▶ **EXERCISE BRIEF**: Determine how many lines carry the word "JSON". Output that number only.

Items listed in a dataset:
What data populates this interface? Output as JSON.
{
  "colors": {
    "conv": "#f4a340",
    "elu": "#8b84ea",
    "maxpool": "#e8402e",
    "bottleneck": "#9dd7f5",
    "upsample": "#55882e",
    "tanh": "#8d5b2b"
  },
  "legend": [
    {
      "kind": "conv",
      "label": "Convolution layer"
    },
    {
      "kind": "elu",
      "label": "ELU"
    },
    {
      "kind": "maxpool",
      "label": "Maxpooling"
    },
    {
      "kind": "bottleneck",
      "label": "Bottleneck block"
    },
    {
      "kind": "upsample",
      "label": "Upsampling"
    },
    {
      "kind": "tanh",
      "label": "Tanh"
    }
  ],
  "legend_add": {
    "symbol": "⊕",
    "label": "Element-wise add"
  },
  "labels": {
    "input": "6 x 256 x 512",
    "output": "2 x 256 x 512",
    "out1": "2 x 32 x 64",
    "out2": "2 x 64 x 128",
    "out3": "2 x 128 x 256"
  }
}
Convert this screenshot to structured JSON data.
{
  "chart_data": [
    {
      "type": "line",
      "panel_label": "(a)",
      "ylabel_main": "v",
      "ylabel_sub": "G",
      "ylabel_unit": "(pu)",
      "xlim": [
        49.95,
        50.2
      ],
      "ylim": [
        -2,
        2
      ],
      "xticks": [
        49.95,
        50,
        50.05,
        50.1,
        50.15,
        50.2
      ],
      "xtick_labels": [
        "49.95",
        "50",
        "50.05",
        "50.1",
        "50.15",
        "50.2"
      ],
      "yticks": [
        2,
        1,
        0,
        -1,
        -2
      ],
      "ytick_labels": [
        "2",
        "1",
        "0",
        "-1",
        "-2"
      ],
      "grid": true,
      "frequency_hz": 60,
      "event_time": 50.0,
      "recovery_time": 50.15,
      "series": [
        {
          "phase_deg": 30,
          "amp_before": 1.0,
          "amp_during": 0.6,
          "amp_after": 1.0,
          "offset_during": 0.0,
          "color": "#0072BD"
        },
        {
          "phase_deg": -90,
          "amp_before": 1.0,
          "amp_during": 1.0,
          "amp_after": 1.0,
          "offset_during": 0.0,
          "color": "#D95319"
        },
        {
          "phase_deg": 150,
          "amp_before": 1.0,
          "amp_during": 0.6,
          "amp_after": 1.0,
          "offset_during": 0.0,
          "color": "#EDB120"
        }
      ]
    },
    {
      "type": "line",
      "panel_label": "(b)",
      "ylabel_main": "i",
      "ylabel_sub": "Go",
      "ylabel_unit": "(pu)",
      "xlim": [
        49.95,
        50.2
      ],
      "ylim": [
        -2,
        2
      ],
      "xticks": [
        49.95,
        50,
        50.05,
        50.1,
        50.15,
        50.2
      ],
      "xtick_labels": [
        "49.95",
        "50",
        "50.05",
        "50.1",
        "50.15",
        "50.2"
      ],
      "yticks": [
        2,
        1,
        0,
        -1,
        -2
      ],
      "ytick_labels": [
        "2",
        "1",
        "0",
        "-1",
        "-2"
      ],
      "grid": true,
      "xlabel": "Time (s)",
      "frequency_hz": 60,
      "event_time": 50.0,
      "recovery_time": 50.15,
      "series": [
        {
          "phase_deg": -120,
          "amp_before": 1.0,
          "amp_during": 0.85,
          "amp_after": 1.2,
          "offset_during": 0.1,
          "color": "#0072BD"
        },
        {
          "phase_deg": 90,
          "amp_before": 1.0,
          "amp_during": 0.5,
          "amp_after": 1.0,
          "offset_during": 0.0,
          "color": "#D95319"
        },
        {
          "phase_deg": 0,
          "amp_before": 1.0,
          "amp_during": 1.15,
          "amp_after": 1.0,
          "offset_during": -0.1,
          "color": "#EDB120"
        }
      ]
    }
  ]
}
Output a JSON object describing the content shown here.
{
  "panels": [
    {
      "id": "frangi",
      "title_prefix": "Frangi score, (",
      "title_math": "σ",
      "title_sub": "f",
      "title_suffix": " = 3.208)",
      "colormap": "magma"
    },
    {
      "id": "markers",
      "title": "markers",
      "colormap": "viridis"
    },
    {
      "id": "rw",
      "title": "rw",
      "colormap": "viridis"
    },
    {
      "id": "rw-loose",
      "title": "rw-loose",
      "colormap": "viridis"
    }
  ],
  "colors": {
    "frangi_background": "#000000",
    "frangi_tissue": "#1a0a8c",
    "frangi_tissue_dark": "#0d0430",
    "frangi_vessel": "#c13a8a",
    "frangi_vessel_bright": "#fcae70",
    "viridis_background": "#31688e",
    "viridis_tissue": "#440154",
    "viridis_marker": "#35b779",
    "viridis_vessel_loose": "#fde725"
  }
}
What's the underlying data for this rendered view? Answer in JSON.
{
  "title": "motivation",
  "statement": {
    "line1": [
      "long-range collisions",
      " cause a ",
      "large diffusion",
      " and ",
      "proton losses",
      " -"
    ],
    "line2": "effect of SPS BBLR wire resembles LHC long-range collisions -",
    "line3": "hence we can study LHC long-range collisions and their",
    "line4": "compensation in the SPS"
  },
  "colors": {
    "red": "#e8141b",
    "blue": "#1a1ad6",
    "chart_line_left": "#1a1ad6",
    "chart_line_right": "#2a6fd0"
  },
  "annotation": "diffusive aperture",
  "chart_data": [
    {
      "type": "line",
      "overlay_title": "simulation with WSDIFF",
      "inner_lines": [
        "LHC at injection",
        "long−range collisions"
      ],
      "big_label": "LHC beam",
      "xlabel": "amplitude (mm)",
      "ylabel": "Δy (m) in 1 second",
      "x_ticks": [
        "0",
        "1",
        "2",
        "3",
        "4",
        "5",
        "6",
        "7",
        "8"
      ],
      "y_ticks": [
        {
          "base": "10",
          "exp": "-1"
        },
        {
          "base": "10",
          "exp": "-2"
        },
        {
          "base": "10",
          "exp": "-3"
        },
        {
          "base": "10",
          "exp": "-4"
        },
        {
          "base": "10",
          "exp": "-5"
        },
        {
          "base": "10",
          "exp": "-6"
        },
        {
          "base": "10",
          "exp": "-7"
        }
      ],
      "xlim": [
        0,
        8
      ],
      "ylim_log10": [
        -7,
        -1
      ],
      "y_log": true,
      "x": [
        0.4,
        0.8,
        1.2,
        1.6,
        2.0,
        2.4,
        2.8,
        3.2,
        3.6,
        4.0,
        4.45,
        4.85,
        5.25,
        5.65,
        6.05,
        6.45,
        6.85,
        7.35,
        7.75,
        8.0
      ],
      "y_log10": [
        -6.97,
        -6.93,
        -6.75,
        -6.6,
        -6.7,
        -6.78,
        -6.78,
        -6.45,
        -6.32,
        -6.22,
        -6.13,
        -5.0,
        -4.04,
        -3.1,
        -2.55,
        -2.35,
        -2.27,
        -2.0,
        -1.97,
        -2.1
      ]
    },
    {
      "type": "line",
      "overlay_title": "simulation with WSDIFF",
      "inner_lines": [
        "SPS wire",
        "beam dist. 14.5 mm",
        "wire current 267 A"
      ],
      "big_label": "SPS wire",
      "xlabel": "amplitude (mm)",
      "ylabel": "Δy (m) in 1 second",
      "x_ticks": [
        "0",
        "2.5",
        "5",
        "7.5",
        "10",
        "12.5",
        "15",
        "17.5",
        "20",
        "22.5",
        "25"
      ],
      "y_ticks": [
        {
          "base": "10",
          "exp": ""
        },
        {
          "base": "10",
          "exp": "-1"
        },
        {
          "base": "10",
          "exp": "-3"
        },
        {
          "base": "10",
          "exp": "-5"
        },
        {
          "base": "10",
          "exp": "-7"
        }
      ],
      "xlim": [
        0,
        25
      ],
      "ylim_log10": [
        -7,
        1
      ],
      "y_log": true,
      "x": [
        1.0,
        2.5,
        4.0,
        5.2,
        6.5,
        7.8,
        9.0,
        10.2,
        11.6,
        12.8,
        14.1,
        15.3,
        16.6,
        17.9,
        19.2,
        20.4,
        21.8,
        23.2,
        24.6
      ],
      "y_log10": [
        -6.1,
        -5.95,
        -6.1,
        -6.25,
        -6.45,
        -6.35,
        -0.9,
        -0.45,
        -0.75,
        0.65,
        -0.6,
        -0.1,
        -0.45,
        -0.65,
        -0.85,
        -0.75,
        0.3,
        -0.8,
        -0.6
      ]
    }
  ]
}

▶ **CORRECT ANSWER**: 4